►

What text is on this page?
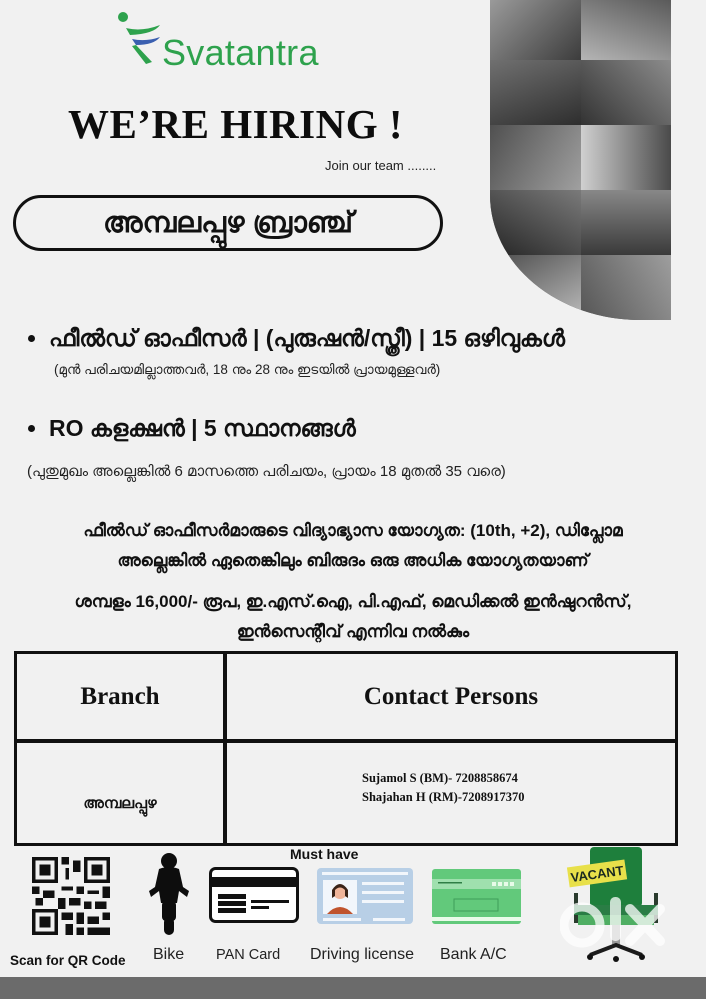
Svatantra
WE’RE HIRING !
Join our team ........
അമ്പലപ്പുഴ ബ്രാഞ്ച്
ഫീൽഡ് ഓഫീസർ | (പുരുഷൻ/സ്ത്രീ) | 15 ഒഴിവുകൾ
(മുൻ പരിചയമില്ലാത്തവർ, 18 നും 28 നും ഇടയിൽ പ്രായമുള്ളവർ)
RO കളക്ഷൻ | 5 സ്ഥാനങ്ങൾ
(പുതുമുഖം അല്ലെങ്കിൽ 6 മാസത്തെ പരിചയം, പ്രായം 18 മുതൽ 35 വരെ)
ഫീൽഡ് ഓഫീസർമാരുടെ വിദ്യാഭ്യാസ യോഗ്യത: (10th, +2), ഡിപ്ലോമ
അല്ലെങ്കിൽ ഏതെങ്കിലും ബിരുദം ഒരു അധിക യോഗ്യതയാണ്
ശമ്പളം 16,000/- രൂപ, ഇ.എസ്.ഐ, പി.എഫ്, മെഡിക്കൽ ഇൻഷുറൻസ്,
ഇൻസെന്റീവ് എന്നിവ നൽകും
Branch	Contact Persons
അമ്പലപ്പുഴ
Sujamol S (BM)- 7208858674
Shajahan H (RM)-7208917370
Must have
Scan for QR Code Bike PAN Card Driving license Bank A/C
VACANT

◄

## WHAT IS NEEDED
Without including any pictures, please restate all the records exactly.

## COMPLETE RESPONSE
What text is on this page?
Svatantra
WE’RE HIRING !
Join our team ........
അമ്പലപ്പുഴ ബ്രാഞ്ച്
ഫീൽഡ് ഓഫീസർ | (പുരുഷൻ/സ്ത്രീ) | 15 ഒഴിവുകൾ
(മുൻ പരിചയമില്ലാത്തവർ, 18 നും 28 നും ഇടയിൽ പ്രായമുള്ളവർ)
RO കളക്ഷൻ | 5 സ്ഥാനങ്ങൾ
(പുതുമുഖം അല്ലെങ്കിൽ 6 മാസത്തെ പരിചയം, പ്രായം 18 മുതൽ 35 വരെ)
ഫീൽഡ് ഓഫീസർമാരുടെ വിദ്യാഭ്യാസ യോഗ്യത: (10th, +2), ഡിപ്ലോമ
അല്ലെങ്കിൽ ഏതെങ്കിലും ബിരുദം ഒരു അധിക യോഗ്യതയാണ്
ശമ്പളം 16,000/- രൂപ, ഇ.എസ്.ഐ, പി.എഫ്, മെഡിക്കൽ ഇൻഷുറൻസ്,
ഇൻസെന്റീവ് എന്നിവ നൽകും
Branch	Contact Persons
അമ്പലപ്പുഴ
Sujamol S (BM)- 7208858674
Shajahan H (RM)-7208917370
Must have
Scan for QR Code Bike PAN Card Driving license Bank A/C
VACANT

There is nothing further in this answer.